> [Records shown]:
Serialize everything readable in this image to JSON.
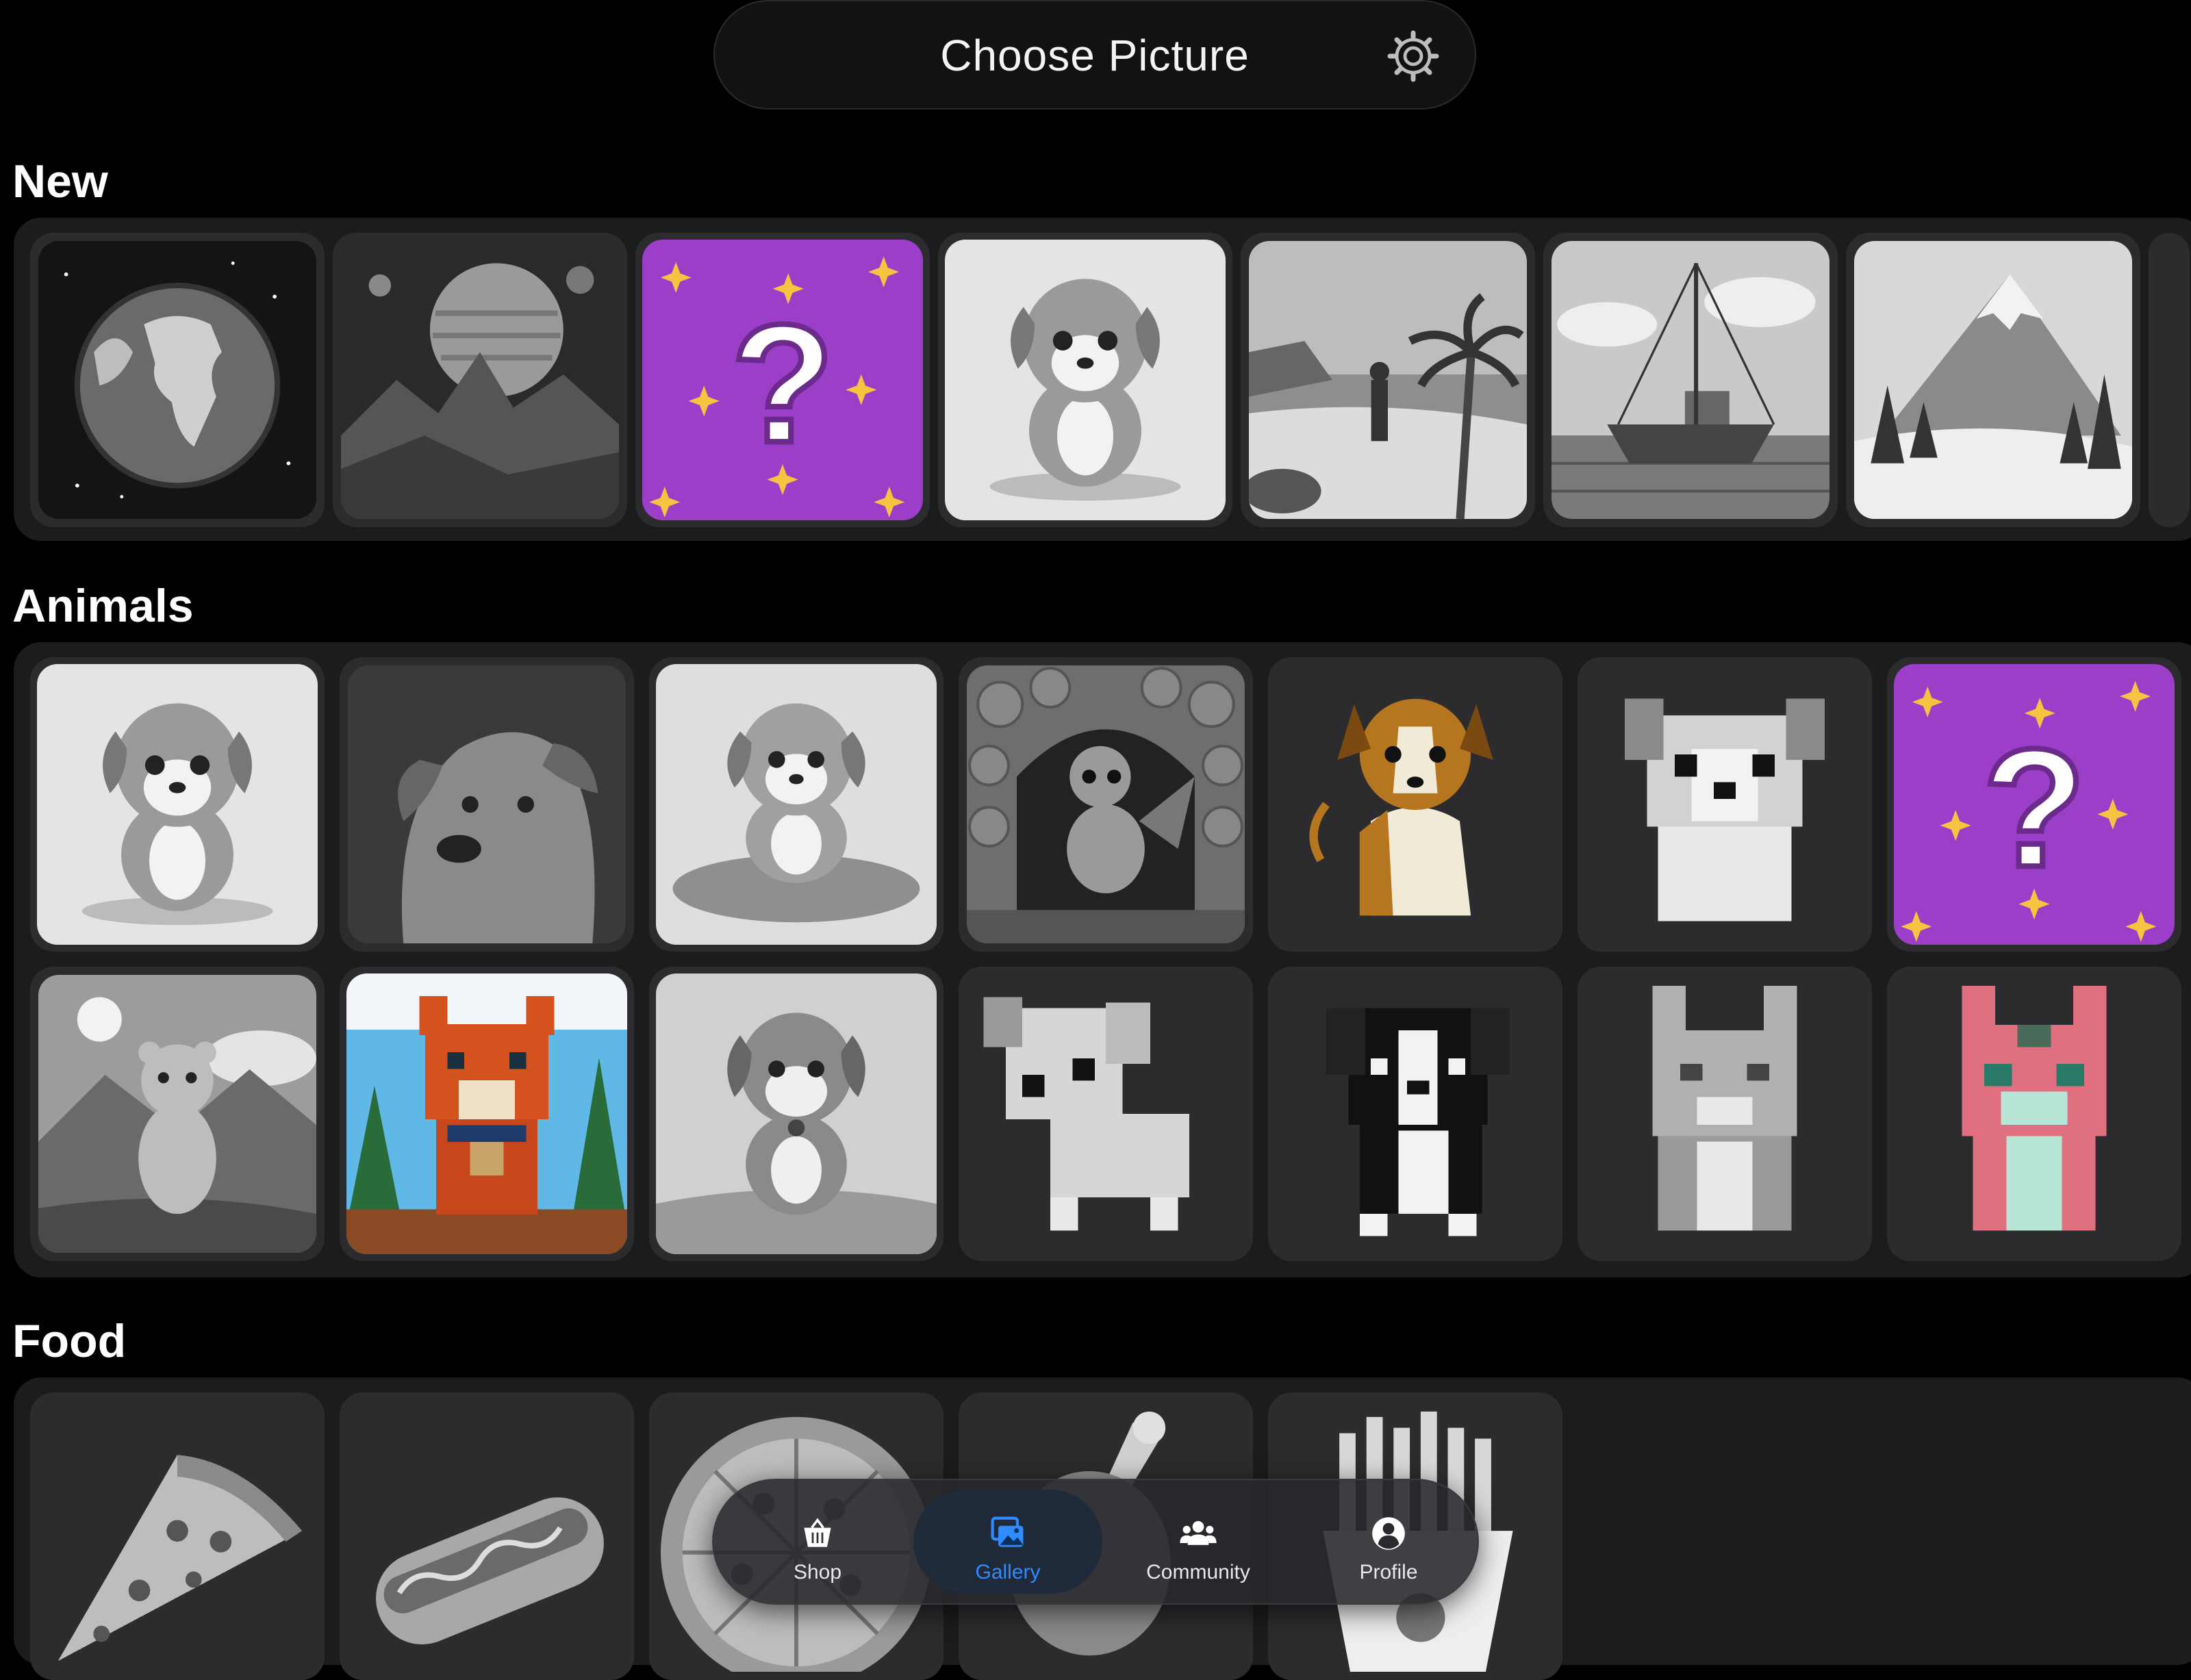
{
  "header": {
    "title": "Choose Picture",
    "settings_icon": "gear-icon"
  },
  "sections": [
    {
      "title": "New",
      "items": [
        {
          "label": "earth",
          "icon": "earth-image"
        },
        {
          "label": "planet landscape",
          "icon": "planet-image"
        },
        {
          "label": "mystery",
          "icon": "question-mark"
        },
        {
          "label": "puppy",
          "icon": "puppy-image"
        },
        {
          "label": "beach",
          "icon": "beach-image"
        },
        {
          "label": "boat",
          "icon": "boat-image"
        },
        {
          "label": "mountain",
          "icon": "mountain-image"
        }
      ]
    },
    {
      "title": "Animals",
      "items": [
        {
          "label": "puppy",
          "icon": "puppy-image"
        },
        {
          "label": "dog portrait",
          "icon": "dog-image"
        },
        {
          "label": "puppy on cushion",
          "icon": "puppy-image"
        },
        {
          "label": "dragon",
          "icon": "dragon-image"
        },
        {
          "label": "brown dog",
          "icon": "dog-image"
        },
        {
          "label": "pixel puppy",
          "icon": "puppy-image"
        },
        {
          "label": "mystery",
          "icon": "question-mark"
        },
        {
          "label": "bear cub",
          "icon": "bear-image"
        },
        {
          "label": "fox",
          "icon": "fox-image"
        },
        {
          "label": "puppy on grass",
          "icon": "puppy-image"
        },
        {
          "label": "pixel puppy",
          "icon": "puppy-image"
        },
        {
          "label": "black and white dog",
          "icon": "dog-image"
        },
        {
          "label": "grey cat",
          "icon": "cat-image"
        },
        {
          "label": "pink cat",
          "icon": "cat-image"
        }
      ]
    },
    {
      "title": "Food",
      "items": [
        {
          "label": "pizza slice",
          "icon": "pizza-image"
        },
        {
          "label": "hot dog",
          "icon": "hotdog-image"
        },
        {
          "label": "pizza",
          "icon": "pizza-image"
        },
        {
          "label": "drumstick",
          "icon": "drumstick-image"
        },
        {
          "label": "fries",
          "icon": "fries-image"
        }
      ]
    }
  ],
  "nav": {
    "items": [
      {
        "label": "Shop",
        "icon": "basket-icon",
        "active": false
      },
      {
        "label": "Gallery",
        "icon": "gallery-icon",
        "active": true
      },
      {
        "label": "Community",
        "icon": "community-icon",
        "active": false
      },
      {
        "label": "Profile",
        "icon": "profile-icon",
        "active": false
      }
    ],
    "active_color": "#2f8bff"
  },
  "colors": {
    "background": "#000000",
    "panel": "#1c1c1e",
    "tile": "#2c2c2e",
    "mystery_purple": "#9b3fc8",
    "star_yellow": "#f5c542"
  }
}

> [Goal]:
Leave out every picture and copy the rest of the records exactly.

> [Problem solution]:
Serialize everything readable in this image to JSON.
{
  "header": {
    "title": "Choose Picture",
    "settings_icon": "gear-icon"
  },
  "sections": [
    {
      "title": "New",
      "items": [
        {
          "label": "earth",
          "icon": "earth-image"
        },
        {
          "label": "planet landscape",
          "icon": "planet-image"
        },
        {
          "label": "mystery",
          "icon": "question-mark"
        },
        {
          "label": "puppy",
          "icon": "puppy-image"
        },
        {
          "label": "beach",
          "icon": "beach-image"
        },
        {
          "label": "boat",
          "icon": "boat-image"
        },
        {
          "label": "mountain",
          "icon": "mountain-image"
        }
      ]
    },
    {
      "title": "Animals",
      "items": [
        {
          "label": "puppy",
          "icon": "puppy-image"
        },
        {
          "label": "dog portrait",
          "icon": "dog-image"
        },
        {
          "label": "puppy on cushion",
          "icon": "puppy-image"
        },
        {
          "label": "dragon",
          "icon": "dragon-image"
        },
        {
          "label": "brown dog",
          "icon": "dog-image"
        },
        {
          "label": "pixel puppy",
          "icon": "puppy-image"
        },
        {
          "label": "mystery",
          "icon": "question-mark"
        },
        {
          "label": "bear cub",
          "icon": "bear-image"
        },
        {
          "label": "fox",
          "icon": "fox-image"
        },
        {
          "label": "puppy on grass",
          "icon": "puppy-image"
        },
        {
          "label": "pixel puppy",
          "icon": "puppy-image"
        },
        {
          "label": "black and white dog",
          "icon": "dog-image"
        },
        {
          "label": "grey cat",
          "icon": "cat-image"
        },
        {
          "label": "pink cat",
          "icon": "cat-image"
        }
      ]
    },
    {
      "title": "Food",
      "items": [
        {
          "label": "pizza slice",
          "icon": "pizza-image"
        },
        {
          "label": "hot dog",
          "icon": "hotdog-image"
        },
        {
          "label": "pizza",
          "icon": "pizza-image"
        },
        {
          "label": "drumstick",
          "icon": "drumstick-image"
        },
        {
          "label": "fries",
          "icon": "fries-image"
        }
      ]
    }
  ],
  "nav": {
    "items": [
      {
        "label": "Shop",
        "icon": "basket-icon",
        "active": false
      },
      {
        "label": "Gallery",
        "icon": "gallery-icon",
        "active": true
      },
      {
        "label": "Community",
        "icon": "community-icon",
        "active": false
      },
      {
        "label": "Profile",
        "icon": "profile-icon",
        "active": false
      }
    ],
    "active_color": "#2f8bff"
  },
  "colors": {
    "background": "#000000",
    "panel": "#1c1c1e",
    "tile": "#2c2c2e",
    "mystery_purple": "#9b3fc8",
    "star_yellow": "#f5c542"
  }
}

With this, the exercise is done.